**PROBLEM DESCRIPTION**.
Find the string "Fall" in the data, then copy every line where it is found.

####

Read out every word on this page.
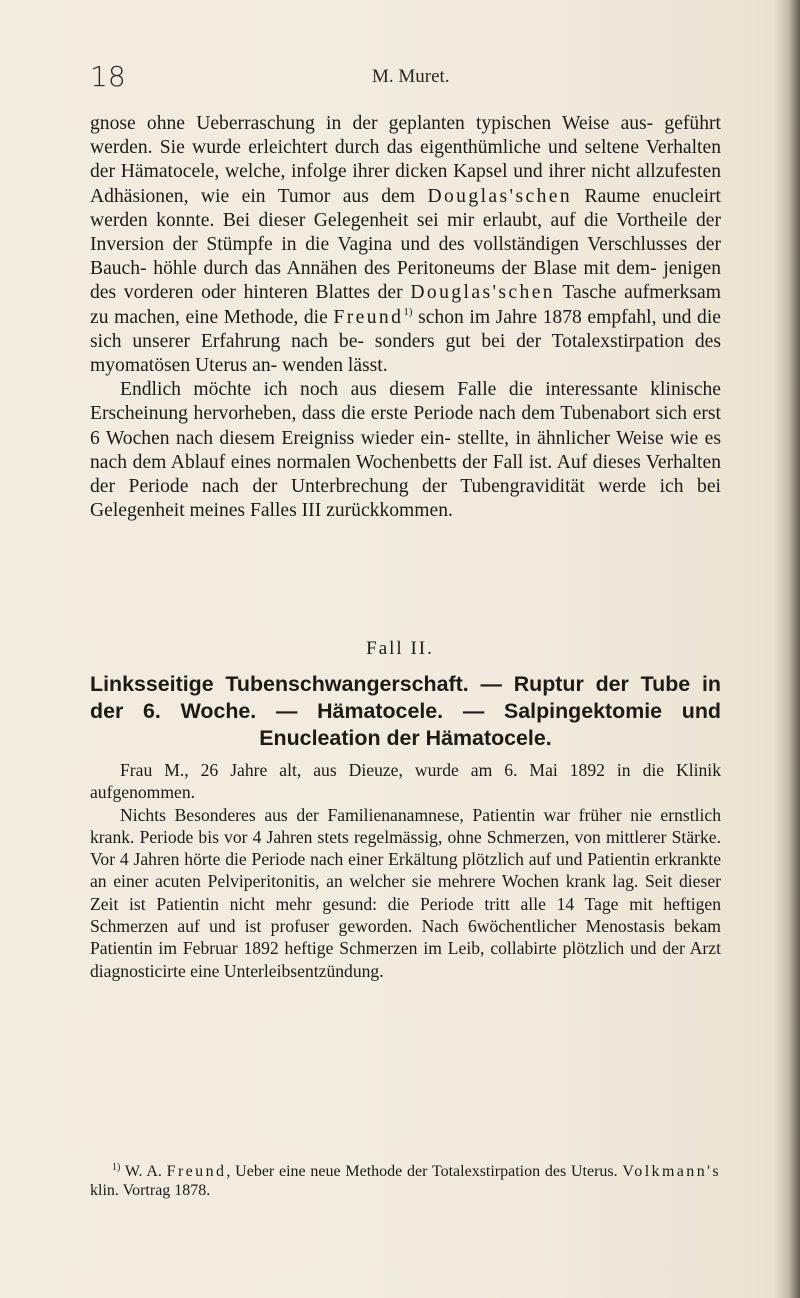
18	M. Muret.

gnose ohne Ueberraschung in der geplanten typischen Weise aus- geführt werden. Sie wurde erleichtert durch das eigenthümliche und seltene Verhalten der Hämatocele, welche, infolge ihrer dicken Kapsel und ihrer nicht allzufesten Adhäsionen, wie ein Tumor aus dem Douglas'schen Raume enucleirt werden konnte. Bei dieser Gelegenheit sei mir erlaubt, auf die Vortheile der Inversion der Stümpfe in die Vagina und des vollständigen Verschlusses der Bauch- höhle durch das Annähen des Peritoneums der Blase mit dem- jenigen des vorderen oder hinteren Blattes der Douglas'schen Tasche aufmerksam zu machen, eine Methode, die Freund$^{1)}$ schon im Jahre 1878 empfahl, und die sich unserer Erfahrung nach be- sonders gut bei der Totalexstirpation des myomatösen Uterus an- wenden lässt.

Endlich möchte ich noch aus diesem Falle die interessante klinische Erscheinung hervorheben, dass die erste Periode nach dem Tubenabort sich erst 6 Wochen nach diesem Ereigniss wieder ein- stellte, in ähnlicher Weise wie es nach dem Ablauf eines normalen Wochenbetts der Fall ist. Auf dieses Verhalten der Periode nach der Unterbrechung der Tubengravidität werde ich bei Gelegenheit meines Falles III zurückkommen.

Fall II.
Linksseitige Tubenschwangerschaft. — Ruptur der Tube in der 6. Woche. — Hämatocele. — Salpingektomie und Enucleation der Hämatocele.

Frau M., 26 Jahre alt, aus Dieuze, wurde am 6. Mai 1892 in die Klinik aufgenommen.

Nichts Besonderes aus der Familienanamnese, Patientin war früher nie ernstlich krank. Periode bis vor 4 Jahren stets regelmässig, ohne Schmerzen, von mittlerer Stärke. Vor 4 Jahren hörte die Periode nach einer Erkältung plötzlich auf und Patientin erkrankte an einer acuten Pelviperitonitis, an welcher sie mehrere Wochen krank lag. Seit dieser Zeit ist Patientin nicht mehr gesund: die Periode tritt alle 14 Tage mit heftigen Schmerzen auf und ist profuser geworden. Nach 6wöchentlicher Menostasis bekam Patientin im Februar 1892 heftige Schmerzen im Leib, collabirte plötzlich und der Arzt diagnosticirte eine Unterleibsentzündung.

$^{1)}$ W. A. Freund, Ueber eine neue Methode der Totalexstirpation des Uterus. Volkmann's klin. Vortrag 1878.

####

**EXERCISE RESULT**.
Endlich möchte ich noch aus diesem Falle die interessante klinische Erscheinung hervorheben, dass die erste Periode nach dem Tubenabort sich erst 6 Wochen nach diesem Ereigniss wieder ein- stellte, in ähnlicher Weise wie es nach dem Ablauf eines normalen Wochenbetts der Fall ist. Auf dieses Verhalten der Periode nach der Unterbrechung der Tubengravidität werde ich bei Gelegenheit meines Falles III zurückkommen.
Fall II.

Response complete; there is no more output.